**REQUIRED TASK:** Transcribe each of the records below exactly, excluding all pictures.

**RECORDS TO USE:**
+ + + +

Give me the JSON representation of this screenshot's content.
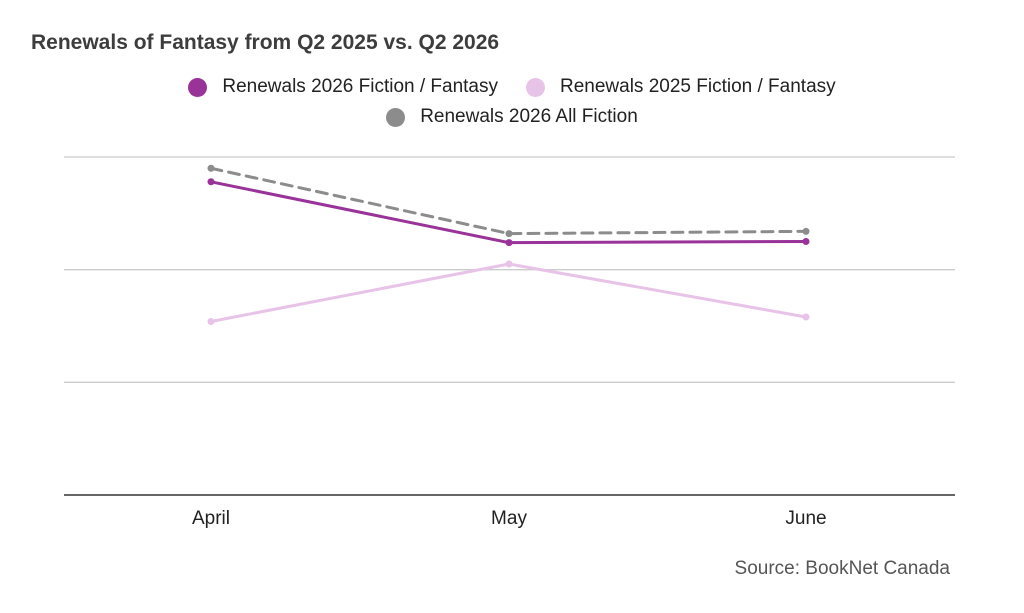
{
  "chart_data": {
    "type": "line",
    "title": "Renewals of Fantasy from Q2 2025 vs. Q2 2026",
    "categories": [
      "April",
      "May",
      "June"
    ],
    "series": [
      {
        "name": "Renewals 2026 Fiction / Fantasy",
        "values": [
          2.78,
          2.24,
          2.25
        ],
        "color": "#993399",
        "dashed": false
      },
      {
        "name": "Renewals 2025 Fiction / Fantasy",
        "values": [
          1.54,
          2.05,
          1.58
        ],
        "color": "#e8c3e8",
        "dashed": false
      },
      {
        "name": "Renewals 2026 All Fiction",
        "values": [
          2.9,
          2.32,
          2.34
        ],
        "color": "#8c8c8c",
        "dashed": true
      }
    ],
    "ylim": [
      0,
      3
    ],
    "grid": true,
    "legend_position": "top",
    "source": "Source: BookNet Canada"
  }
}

+ + + +

**SOLUTION TO THIS EXERCISE:**
Give me the JSON representation of this screenshot's content.
{
  "chart_data": {
    "type": "line",
    "title": "Renewals of Fantasy from Q2 2025 vs. Q2 2026",
    "categories": [
      "April",
      "May",
      "June"
    ],
    "series": [
      {
        "name": "Renewals 2026 Fiction / Fantasy",
        "values": [
          2.78,
          2.24,
          2.25
        ],
        "color": "#993399",
        "dashed": false
      },
      {
        "name": "Renewals 2025 Fiction / Fantasy",
        "values": [
          1.54,
          2.05,
          1.58
        ],
        "color": "#e8c3e8",
        "dashed": false
      },
      {
        "name": "Renewals 2026 All Fiction",
        "values": [
          2.9,
          2.32,
          2.34
        ],
        "color": "#8c8c8c",
        "dashed": true
      }
    ],
    "ylim": [
      0,
      3
    ],
    "grid": true,
    "legend_position": "top",
    "source": "Source: BookNet Canada"
  }
}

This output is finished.